THE EXERCISE:
Extract the whole listing as it stands. Do not include the pictures.

Dataset records
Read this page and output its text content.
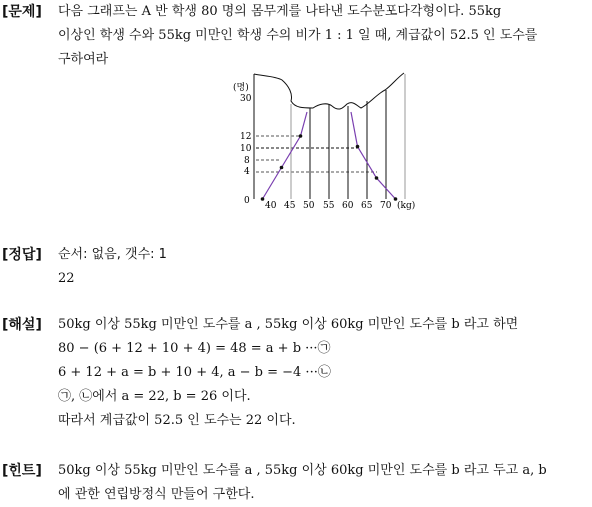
[문제] 다음 그래프는 A 반 학생 80 명의 몸무게를 나타낸 도수분포다각형이다. 55kg
이상인 학생 수와 55kg 미만인 학생 수의 비가 1 : 1 일 때, 계급값이 52.5 인 도수를
구하여라
(명)
30
12
10
8
4
0 40 45 50 55 60 65 70 (kg)
[정답] 순서: 없음, 갯수: 1
22
[해설] 50kg 이상 55kg 미만인 도수를 a , 55kg 이상 60kg 미만인 도수를 b 라고 하면
80 − (6 + 12 + 10 + 4) = 48 = a + b ···㉠
6 + 12 + a = b + 10 + 4, a − b = −4 ···㉡
㉠, ㉡에서 a = 22, b = 26 이다.
따라서 계급값이 52.5 인 도수는 22 이다.
[힌트] 50kg 이상 55kg 미만인 도수를 a , 55kg 이상 60kg 미만인 도수를 b 라고 두고 a, b
에 관한 연립방정식 만들어 구한다.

REPLY TO THE EXERCISE:
Read this page and output its text content.
[문제] 다음 그래프는 A 반 학생 80 명의 몸무게를 나타낸 도수분포다각형이다. 55kg
이상인 학생 수와 55kg 미만인 학생 수의 비가 1 : 1 일 때, 계급값이 52.5 인 도수를
구하여라
(명)
30
12
10
8
4
0 40 45 50 55 60 65 70 (kg)
[정답] 순서: 없음, 갯수: 1
22
[해설] 50kg 이상 55kg 미만인 도수를 a , 55kg 이상 60kg 미만인 도수를 b 라고 하면
80 − (6 + 12 + 10 + 4) = 48 = a + b ···㉠
6 + 12 + a = b + 10 + 4, a − b = −4 ···㉡
㉠, ㉡에서 a = 22, b = 26 이다.
따라서 계급값이 52.5 인 도수는 22 이다.
[힌트] 50kg 이상 55kg 미만인 도수를 a , 55kg 이상 60kg 미만인 도수를 b 라고 두고 a, b
에 관한 연립방정식 만들어 구한다.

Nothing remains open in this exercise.